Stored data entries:
——

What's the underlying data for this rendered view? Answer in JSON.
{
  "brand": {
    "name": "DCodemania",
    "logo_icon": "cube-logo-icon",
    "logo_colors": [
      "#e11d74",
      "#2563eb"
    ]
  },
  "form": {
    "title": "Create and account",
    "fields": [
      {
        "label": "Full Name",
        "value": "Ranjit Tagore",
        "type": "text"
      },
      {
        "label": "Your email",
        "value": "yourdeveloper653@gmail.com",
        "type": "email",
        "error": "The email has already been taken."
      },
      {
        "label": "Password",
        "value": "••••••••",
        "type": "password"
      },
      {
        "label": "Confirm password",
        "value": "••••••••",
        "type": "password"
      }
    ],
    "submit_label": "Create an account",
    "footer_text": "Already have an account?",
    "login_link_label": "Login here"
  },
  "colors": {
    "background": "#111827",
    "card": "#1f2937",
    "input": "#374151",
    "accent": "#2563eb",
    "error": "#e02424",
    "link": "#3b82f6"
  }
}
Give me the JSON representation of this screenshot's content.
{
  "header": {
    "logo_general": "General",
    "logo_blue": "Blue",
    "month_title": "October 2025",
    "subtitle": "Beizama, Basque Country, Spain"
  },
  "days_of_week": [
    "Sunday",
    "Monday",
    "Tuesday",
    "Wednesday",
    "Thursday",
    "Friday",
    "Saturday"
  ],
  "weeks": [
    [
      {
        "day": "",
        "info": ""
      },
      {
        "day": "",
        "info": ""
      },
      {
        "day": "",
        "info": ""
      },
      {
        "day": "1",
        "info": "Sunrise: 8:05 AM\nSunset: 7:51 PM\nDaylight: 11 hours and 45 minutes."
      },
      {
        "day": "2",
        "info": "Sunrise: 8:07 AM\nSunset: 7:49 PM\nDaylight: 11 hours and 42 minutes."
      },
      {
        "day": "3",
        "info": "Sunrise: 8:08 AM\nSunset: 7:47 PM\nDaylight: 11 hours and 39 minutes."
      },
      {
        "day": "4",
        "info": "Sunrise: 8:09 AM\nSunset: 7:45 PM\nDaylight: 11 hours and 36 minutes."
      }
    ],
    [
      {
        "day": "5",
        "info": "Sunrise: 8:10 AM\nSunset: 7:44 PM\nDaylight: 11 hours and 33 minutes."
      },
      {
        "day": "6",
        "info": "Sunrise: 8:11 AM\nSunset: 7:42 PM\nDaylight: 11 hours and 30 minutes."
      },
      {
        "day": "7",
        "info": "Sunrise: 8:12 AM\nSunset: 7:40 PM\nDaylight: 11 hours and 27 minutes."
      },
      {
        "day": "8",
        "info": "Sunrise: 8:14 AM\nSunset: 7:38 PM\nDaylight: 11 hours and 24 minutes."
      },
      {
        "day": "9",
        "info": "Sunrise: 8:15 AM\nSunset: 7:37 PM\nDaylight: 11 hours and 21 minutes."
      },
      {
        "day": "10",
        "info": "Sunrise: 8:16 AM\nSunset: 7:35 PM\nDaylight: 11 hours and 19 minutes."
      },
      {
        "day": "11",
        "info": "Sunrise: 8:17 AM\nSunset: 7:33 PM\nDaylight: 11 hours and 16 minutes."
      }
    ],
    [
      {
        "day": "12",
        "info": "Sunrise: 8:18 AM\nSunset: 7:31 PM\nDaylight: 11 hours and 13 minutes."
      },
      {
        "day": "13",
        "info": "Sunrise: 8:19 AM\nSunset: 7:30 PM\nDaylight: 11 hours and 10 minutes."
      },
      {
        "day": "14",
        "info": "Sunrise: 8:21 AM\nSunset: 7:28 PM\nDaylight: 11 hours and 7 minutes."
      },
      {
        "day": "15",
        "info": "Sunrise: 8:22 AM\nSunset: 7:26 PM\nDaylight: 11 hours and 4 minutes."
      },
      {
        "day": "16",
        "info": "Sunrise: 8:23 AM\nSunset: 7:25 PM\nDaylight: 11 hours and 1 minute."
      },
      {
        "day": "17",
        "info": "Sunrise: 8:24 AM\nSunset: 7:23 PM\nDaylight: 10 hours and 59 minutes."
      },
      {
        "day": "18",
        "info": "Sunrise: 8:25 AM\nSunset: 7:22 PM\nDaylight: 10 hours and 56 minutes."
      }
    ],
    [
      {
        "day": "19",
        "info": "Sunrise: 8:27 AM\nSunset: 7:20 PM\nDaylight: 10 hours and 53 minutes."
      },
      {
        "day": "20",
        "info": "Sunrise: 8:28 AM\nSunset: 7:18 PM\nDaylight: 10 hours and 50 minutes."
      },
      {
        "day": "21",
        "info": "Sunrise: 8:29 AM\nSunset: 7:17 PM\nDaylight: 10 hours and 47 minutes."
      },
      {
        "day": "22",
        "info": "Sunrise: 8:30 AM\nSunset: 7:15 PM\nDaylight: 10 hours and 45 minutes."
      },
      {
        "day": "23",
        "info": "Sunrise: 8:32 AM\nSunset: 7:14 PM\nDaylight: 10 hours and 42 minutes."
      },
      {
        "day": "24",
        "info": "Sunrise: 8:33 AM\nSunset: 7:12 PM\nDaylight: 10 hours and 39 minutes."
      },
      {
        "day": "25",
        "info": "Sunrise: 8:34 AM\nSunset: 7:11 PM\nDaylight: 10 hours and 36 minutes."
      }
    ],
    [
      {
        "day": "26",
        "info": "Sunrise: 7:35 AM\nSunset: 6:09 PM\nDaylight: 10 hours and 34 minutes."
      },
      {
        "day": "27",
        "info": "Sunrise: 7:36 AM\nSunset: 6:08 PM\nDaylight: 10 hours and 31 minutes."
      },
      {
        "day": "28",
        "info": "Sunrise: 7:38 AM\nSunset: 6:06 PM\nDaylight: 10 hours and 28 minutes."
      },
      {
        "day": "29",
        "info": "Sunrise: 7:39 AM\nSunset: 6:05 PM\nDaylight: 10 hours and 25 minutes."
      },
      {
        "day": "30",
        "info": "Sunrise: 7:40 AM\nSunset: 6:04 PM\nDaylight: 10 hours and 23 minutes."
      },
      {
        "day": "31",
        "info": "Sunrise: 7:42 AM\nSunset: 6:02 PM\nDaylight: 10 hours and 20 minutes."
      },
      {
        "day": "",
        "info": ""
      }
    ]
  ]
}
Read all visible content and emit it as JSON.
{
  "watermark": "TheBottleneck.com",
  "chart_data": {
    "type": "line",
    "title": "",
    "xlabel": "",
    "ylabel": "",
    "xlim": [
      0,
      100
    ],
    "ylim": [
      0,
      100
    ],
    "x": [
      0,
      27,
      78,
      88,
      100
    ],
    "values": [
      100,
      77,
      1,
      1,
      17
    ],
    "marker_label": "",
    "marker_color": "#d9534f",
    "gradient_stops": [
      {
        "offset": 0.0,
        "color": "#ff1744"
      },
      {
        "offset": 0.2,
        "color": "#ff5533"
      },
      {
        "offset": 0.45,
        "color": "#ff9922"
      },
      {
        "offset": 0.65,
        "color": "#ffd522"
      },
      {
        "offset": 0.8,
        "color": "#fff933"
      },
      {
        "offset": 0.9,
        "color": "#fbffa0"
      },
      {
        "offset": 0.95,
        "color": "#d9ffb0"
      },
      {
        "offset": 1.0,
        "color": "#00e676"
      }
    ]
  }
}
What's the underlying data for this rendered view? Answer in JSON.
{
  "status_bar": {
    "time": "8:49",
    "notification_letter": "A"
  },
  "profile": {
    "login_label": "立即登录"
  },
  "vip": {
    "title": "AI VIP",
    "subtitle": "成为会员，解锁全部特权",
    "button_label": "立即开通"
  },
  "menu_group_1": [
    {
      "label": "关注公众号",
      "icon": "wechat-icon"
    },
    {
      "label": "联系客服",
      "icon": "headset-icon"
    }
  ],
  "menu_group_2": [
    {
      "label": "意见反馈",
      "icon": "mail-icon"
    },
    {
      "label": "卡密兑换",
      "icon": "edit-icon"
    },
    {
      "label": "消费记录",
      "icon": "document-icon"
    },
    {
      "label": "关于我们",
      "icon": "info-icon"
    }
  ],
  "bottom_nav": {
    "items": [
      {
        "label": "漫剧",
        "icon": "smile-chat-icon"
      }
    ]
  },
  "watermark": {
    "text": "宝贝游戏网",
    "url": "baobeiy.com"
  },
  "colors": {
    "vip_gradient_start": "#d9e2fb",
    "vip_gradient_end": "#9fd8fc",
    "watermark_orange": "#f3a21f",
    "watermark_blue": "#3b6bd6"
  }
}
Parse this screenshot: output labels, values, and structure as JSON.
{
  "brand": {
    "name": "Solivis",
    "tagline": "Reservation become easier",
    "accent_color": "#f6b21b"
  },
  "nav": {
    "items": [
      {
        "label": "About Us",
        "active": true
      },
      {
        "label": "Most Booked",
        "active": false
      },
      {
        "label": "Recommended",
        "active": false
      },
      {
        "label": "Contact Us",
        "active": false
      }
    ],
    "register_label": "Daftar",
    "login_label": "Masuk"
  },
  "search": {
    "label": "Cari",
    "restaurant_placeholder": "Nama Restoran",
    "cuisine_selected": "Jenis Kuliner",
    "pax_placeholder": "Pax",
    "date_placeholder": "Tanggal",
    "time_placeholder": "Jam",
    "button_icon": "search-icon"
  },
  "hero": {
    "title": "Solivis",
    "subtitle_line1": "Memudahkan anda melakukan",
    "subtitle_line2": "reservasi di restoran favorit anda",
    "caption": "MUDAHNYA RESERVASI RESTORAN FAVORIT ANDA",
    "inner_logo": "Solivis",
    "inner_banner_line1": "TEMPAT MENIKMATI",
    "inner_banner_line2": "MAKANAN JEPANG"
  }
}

——

* PROBLEM DETAILS
Where a line above contains the word "offset", copy that line.

* RESULT OF THE TASK
        "offset": 0.0,
        "offset": 0.2,
        "offset": 0.45,
        "offset": 0.65,
        "offset": 0.8,
        "offset": 0.9,
        "offset": 0.95,
        "offset": 1.0,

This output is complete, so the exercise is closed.